(Items stored in a collection)
↓↓↓
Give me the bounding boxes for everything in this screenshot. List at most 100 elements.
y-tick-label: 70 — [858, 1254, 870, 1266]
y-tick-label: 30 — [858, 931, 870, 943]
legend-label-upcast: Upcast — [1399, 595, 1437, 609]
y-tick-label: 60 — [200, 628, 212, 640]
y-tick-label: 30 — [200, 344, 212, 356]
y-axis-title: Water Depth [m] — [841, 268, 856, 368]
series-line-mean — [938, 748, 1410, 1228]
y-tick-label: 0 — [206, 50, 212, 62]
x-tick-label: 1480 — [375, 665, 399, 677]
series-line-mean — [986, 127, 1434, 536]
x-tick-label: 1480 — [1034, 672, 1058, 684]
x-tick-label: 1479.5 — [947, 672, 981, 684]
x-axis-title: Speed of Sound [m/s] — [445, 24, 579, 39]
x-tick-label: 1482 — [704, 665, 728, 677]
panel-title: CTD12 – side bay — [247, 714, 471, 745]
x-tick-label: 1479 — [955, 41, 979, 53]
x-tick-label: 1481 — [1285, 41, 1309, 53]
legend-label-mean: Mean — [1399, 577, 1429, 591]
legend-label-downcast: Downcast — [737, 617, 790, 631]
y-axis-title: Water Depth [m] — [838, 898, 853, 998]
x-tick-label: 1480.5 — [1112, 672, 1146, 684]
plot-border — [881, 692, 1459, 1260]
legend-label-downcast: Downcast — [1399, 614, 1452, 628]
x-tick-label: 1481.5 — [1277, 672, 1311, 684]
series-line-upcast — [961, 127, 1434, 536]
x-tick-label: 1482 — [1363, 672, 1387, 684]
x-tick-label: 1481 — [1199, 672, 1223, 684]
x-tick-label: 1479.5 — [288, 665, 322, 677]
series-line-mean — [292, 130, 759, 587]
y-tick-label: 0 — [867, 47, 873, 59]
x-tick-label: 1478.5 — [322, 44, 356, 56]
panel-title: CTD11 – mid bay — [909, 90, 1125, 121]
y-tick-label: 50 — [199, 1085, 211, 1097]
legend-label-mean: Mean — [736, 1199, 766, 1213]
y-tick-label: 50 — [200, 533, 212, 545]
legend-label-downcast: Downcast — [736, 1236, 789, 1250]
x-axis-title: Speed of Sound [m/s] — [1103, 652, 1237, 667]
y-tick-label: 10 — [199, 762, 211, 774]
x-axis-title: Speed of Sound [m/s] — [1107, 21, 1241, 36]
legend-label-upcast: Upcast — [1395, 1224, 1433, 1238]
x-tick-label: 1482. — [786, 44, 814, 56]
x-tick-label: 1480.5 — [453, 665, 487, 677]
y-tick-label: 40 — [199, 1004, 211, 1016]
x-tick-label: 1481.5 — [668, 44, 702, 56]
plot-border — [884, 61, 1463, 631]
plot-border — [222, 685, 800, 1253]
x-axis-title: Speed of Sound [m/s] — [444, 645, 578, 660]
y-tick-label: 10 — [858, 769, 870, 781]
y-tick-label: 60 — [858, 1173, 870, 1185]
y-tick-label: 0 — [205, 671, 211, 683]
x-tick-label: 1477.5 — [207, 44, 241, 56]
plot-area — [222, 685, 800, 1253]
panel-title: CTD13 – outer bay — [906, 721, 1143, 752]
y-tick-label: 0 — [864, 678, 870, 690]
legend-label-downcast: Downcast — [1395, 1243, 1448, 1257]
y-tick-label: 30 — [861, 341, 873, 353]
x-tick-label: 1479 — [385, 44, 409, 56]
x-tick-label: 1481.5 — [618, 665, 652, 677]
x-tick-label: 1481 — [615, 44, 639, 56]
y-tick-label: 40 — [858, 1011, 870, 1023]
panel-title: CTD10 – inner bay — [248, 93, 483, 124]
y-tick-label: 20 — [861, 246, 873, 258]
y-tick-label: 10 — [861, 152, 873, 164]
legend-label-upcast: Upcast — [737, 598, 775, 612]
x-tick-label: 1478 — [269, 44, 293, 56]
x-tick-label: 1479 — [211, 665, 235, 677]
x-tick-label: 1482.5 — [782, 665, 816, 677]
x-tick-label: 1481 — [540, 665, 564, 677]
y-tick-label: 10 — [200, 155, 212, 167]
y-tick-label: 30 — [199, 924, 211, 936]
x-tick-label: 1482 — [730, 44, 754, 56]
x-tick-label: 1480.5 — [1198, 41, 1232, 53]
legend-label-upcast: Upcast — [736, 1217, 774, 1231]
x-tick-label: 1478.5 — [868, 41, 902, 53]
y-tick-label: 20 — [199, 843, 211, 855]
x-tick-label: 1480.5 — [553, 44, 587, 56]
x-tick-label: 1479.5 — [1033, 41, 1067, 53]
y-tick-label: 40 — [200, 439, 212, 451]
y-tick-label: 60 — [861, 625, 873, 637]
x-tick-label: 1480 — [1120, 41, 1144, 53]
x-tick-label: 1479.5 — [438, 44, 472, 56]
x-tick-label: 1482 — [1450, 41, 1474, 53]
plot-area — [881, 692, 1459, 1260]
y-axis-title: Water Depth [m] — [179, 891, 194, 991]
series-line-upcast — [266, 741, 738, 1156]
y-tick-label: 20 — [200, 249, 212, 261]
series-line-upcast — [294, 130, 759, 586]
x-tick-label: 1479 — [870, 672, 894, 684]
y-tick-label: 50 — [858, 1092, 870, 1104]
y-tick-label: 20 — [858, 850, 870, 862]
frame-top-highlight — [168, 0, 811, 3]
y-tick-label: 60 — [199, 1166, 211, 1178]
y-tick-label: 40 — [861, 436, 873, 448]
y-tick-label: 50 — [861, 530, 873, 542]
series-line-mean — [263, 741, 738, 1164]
↑↑↑
> **YOUR GOAL**
Copy out the records above line for line, with no changes.

> **REPLY**
Give me the bounding boxes for everything in this screenshot. List at most 100 elements.
y-tick-label: 70 — [858, 1254, 870, 1266]
y-tick-label: 30 — [858, 931, 870, 943]
legend-label-upcast: Upcast — [1399, 595, 1437, 609]
y-tick-label: 60 — [200, 628, 212, 640]
y-tick-label: 30 — [200, 344, 212, 356]
y-axis-title: Water Depth [m] — [841, 268, 856, 368]
series-line-mean — [938, 748, 1410, 1228]
y-tick-label: 0 — [206, 50, 212, 62]
x-tick-label: 1480 — [375, 665, 399, 677]
series-line-mean — [986, 127, 1434, 536]
x-tick-label: 1480 — [1034, 672, 1058, 684]
x-tick-label: 1479.5 — [947, 672, 981, 684]
x-axis-title: Speed of Sound [m/s] — [445, 24, 579, 39]
x-tick-label: 1482 — [704, 665, 728, 677]
panel-title: CTD12 – side bay — [247, 714, 471, 745]
x-tick-label: 1479 — [955, 41, 979, 53]
x-tick-label: 1481 — [1285, 41, 1309, 53]
legend-label-mean: Mean — [1399, 577, 1429, 591]
legend-label-downcast: Downcast — [737, 617, 790, 631]
y-axis-title: Water Depth [m] — [838, 898, 853, 998]
x-tick-label: 1480.5 — [1112, 672, 1146, 684]
plot-border — [881, 692, 1459, 1260]
legend-label-downcast: Downcast — [1399, 614, 1452, 628]
x-tick-label: 1481.5 — [1277, 672, 1311, 684]
series-line-upcast — [961, 127, 1434, 536]
x-tick-label: 1482 — [1363, 672, 1387, 684]
x-tick-label: 1481 — [1199, 672, 1223, 684]
x-tick-label: 1479.5 — [288, 665, 322, 677]
series-line-mean — [292, 130, 759, 587]
y-tick-label: 0 — [867, 47, 873, 59]
x-tick-label: 1478.5 — [322, 44, 356, 56]
panel-title: CTD11 – mid bay — [909, 90, 1125, 121]
y-tick-label: 50 — [199, 1085, 211, 1097]
legend-label-mean: Mean — [736, 1199, 766, 1213]
y-tick-label: 50 — [200, 533, 212, 545]
legend-label-downcast: Downcast — [736, 1236, 789, 1250]
x-axis-title: Speed of Sound [m/s] — [1103, 652, 1237, 667]
y-tick-label: 10 — [199, 762, 211, 774]
x-axis-title: Speed of Sound [m/s] — [1107, 21, 1241, 36]
legend-label-upcast: Upcast — [1395, 1224, 1433, 1238]
x-tick-label: 1482. — [786, 44, 814, 56]
x-tick-label: 1480.5 — [453, 665, 487, 677]
y-tick-label: 40 — [199, 1004, 211, 1016]
x-tick-label: 1481.5 — [668, 44, 702, 56]
plot-border — [884, 61, 1463, 631]
plot-border — [222, 685, 800, 1253]
x-axis-title: Speed of Sound [m/s] — [444, 645, 578, 660]
y-tick-label: 10 — [858, 769, 870, 781]
y-tick-label: 60 — [858, 1173, 870, 1185]
y-tick-label: 0 — [205, 671, 211, 683]
x-tick-label: 1477.5 — [207, 44, 241, 56]
plot-area — [222, 685, 800, 1253]
panel-title: CTD13 – outer bay — [906, 721, 1143, 752]
y-tick-label: 0 — [864, 678, 870, 690]
legend-label-downcast: Downcast — [1395, 1243, 1448, 1257]
y-tick-label: 30 — [861, 341, 873, 353]
x-tick-label: 1479 — [385, 44, 409, 56]
x-tick-label: 1481.5 — [618, 665, 652, 677]
x-tick-label: 1481 — [615, 44, 639, 56]
y-tick-label: 40 — [858, 1011, 870, 1023]
panel-title: CTD10 – inner bay — [248, 93, 483, 124]
y-tick-label: 20 — [861, 246, 873, 258]
y-tick-label: 10 — [861, 152, 873, 164]
legend-label-upcast: Upcast — [737, 598, 775, 612]
x-tick-label: 1478 — [269, 44, 293, 56]
x-tick-label: 1479 — [211, 665, 235, 677]
x-tick-label: 1482.5 — [782, 665, 816, 677]
x-tick-label: 1481 — [540, 665, 564, 677]
y-tick-label: 10 — [200, 155, 212, 167]
y-tick-label: 30 — [199, 924, 211, 936]
x-tick-label: 1482 — [730, 44, 754, 56]
x-tick-label: 1480.5 — [1198, 41, 1232, 53]
legend-label-upcast: Upcast — [736, 1217, 774, 1231]
x-tick-label: 1478.5 — [868, 41, 902, 53]
y-tick-label: 20 — [199, 843, 211, 855]
x-tick-label: 1480.5 — [553, 44, 587, 56]
x-tick-label: 1479.5 — [1033, 41, 1067, 53]
y-tick-label: 40 — [200, 439, 212, 451]
y-tick-label: 60 — [861, 625, 873, 637]
x-tick-label: 1480 — [1120, 41, 1144, 53]
x-tick-label: 1479.5 — [438, 44, 472, 56]
x-tick-label: 1482 — [1450, 41, 1474, 53]
plot-area — [881, 692, 1459, 1260]
y-axis-title: Water Depth [m] — [179, 891, 194, 991]
series-line-upcast — [266, 741, 738, 1156]
y-tick-label: 20 — [200, 249, 212, 261]
series-line-upcast — [294, 130, 759, 586]
x-tick-label: 1479 — [870, 672, 894, 684]
y-tick-label: 50 — [858, 1092, 870, 1104]
y-tick-label: 20 — [858, 850, 870, 862]
frame-top-highlight — [168, 0, 811, 3]
y-tick-label: 60 — [199, 1166, 211, 1178]
y-tick-label: 40 — [861, 436, 873, 448]
y-tick-label: 50 — [861, 530, 873, 542]
series-line-mean — [263, 741, 738, 1164]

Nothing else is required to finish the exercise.